Determine which lines of the records include the word "不同的槽宽", and copy them.

Data entries
_ _ _ _ _
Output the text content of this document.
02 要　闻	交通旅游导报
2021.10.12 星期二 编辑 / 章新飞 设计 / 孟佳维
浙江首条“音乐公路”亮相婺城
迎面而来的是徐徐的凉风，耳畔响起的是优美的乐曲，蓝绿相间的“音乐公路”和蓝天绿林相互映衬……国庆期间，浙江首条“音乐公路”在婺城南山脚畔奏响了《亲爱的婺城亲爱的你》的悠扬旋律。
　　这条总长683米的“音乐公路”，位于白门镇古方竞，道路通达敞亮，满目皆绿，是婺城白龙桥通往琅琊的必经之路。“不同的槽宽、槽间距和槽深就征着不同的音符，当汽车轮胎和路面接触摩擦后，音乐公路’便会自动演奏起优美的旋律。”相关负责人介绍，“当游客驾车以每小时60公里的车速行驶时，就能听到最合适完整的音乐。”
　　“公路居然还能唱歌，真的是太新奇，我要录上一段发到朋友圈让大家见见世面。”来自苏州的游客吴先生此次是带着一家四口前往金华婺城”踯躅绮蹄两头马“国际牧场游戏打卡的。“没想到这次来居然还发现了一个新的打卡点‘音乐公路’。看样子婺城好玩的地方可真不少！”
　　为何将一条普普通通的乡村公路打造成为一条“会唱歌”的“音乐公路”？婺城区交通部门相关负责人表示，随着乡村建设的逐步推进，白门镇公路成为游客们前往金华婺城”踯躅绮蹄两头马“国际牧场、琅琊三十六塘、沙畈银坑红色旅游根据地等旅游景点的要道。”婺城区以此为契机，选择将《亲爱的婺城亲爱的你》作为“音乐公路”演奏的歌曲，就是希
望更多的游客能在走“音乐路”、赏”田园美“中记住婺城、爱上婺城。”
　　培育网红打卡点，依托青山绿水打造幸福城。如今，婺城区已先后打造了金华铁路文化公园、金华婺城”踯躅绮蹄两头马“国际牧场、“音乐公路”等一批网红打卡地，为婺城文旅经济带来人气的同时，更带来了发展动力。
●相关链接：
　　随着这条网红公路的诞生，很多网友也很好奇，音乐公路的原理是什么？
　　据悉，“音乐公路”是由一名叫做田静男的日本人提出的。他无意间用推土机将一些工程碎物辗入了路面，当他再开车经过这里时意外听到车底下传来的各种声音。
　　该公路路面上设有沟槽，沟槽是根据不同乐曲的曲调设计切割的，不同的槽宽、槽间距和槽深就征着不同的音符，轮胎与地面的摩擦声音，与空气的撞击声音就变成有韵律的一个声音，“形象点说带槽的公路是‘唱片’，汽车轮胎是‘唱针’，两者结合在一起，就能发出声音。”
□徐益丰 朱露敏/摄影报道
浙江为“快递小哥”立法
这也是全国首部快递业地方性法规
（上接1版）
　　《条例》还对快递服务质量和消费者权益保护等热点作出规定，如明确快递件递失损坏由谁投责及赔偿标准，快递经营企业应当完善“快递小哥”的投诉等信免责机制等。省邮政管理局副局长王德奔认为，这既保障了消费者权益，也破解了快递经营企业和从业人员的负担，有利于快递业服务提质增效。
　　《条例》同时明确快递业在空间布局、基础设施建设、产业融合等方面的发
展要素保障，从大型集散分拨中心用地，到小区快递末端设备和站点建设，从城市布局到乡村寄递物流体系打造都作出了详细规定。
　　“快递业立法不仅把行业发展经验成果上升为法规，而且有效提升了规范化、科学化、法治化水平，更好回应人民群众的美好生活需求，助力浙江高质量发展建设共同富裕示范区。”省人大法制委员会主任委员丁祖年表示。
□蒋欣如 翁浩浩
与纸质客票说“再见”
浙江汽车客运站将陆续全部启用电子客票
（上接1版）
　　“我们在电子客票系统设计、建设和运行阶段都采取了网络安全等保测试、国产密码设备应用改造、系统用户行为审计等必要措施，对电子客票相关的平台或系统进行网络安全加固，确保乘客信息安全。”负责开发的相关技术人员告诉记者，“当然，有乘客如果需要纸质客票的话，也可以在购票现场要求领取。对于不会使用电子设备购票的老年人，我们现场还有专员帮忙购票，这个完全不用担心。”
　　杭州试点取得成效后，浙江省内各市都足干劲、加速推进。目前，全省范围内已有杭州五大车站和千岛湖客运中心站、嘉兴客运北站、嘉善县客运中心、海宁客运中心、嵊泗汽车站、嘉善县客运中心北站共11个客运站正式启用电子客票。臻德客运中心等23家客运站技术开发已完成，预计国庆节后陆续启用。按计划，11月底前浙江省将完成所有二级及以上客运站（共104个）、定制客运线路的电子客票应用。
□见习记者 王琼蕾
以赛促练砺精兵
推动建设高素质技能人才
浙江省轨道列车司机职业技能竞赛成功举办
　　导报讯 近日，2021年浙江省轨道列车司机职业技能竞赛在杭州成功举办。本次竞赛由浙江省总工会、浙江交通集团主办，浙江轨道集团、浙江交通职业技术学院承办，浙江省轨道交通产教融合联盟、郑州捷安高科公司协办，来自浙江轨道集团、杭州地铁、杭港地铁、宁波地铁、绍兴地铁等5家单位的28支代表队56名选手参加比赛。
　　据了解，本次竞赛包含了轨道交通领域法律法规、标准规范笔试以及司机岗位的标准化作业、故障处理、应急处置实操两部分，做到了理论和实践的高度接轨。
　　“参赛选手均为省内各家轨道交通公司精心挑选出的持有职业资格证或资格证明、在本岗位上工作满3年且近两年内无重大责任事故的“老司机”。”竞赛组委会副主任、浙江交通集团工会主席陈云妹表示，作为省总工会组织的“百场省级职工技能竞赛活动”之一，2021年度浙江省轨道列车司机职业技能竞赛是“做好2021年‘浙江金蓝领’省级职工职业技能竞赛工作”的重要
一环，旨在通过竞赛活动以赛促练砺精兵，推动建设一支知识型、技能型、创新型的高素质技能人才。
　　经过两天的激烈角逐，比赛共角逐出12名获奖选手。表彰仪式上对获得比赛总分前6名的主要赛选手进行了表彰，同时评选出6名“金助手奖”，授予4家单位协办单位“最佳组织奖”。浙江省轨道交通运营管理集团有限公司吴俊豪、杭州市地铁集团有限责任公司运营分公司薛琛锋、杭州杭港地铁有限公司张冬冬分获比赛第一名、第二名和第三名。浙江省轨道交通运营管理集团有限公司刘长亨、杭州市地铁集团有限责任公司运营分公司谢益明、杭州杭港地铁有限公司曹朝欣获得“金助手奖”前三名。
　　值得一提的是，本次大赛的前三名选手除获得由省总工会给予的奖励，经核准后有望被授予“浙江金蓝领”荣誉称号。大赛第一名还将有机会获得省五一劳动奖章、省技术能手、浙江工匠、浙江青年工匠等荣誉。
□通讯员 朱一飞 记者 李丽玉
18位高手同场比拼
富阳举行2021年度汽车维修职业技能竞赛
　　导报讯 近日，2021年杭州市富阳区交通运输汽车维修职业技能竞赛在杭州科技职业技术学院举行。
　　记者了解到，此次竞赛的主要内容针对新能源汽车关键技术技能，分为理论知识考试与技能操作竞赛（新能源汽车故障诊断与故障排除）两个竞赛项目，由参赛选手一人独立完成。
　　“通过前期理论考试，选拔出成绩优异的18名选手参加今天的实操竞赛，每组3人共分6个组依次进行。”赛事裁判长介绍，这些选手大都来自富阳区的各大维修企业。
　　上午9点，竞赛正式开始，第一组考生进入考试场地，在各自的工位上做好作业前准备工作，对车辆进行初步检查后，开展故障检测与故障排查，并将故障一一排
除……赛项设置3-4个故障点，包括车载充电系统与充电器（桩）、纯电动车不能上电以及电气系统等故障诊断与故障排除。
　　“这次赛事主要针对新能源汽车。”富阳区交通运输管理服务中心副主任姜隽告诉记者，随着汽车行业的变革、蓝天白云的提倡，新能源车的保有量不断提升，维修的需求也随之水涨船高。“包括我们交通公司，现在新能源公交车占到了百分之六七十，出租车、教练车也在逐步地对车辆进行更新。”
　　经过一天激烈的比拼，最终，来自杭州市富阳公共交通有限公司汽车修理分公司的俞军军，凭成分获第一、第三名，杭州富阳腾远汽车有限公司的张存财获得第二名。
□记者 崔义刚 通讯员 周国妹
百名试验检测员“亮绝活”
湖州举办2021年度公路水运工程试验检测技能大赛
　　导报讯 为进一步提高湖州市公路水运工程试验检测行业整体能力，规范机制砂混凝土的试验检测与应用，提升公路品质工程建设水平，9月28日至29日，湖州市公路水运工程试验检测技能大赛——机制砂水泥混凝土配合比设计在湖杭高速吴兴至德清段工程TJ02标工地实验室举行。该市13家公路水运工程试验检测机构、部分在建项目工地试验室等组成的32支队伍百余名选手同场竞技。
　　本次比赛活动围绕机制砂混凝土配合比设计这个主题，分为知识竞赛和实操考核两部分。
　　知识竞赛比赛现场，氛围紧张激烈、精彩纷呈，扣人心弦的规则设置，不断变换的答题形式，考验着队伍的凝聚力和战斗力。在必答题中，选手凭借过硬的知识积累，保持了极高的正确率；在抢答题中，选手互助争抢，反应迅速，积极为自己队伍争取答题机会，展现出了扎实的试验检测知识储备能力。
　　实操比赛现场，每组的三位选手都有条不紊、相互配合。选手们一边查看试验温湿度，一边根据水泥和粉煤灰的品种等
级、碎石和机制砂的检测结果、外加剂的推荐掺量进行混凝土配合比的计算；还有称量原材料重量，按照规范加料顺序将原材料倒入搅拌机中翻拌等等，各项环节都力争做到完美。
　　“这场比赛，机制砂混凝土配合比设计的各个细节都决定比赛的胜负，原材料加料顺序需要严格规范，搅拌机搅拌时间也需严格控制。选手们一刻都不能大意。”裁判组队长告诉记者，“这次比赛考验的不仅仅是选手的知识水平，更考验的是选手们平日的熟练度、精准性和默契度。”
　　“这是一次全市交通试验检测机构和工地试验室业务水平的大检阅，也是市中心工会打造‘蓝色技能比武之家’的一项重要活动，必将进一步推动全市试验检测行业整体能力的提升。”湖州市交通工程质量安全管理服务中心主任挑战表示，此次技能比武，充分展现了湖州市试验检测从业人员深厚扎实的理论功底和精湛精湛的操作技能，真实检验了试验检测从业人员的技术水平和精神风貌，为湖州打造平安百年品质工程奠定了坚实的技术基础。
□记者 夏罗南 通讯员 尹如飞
_ _ _ _ _
Solution below
　　这条总长683米的“音乐公路”，位于白门镇古方竞，道路通达敞亮，满目皆绿，是婺城白龙桥通往琅琊的必经之路。“不同的槽宽、槽间距和槽深就征着不同的音符，当汽车轮胎和路面接触摩擦后，音乐公路’便会自动演奏起优美的旋律。”相关负责人介绍，“当游客驾车以每小时60公里的车速行驶时，就能听到最合适完整的音乐。”
　　该公路路面上设有沟槽，沟槽是根据不同乐曲的曲调设计切割的，不同的槽宽、槽间距和槽深就征着不同的音符，轮胎与地面的摩擦声音，与空气的撞击声音就变成有韵律的一个声音，“形象点说带槽的公路是‘唱片’，汽车轮胎是‘唱针’，两者结合在一起，就能发出声音。”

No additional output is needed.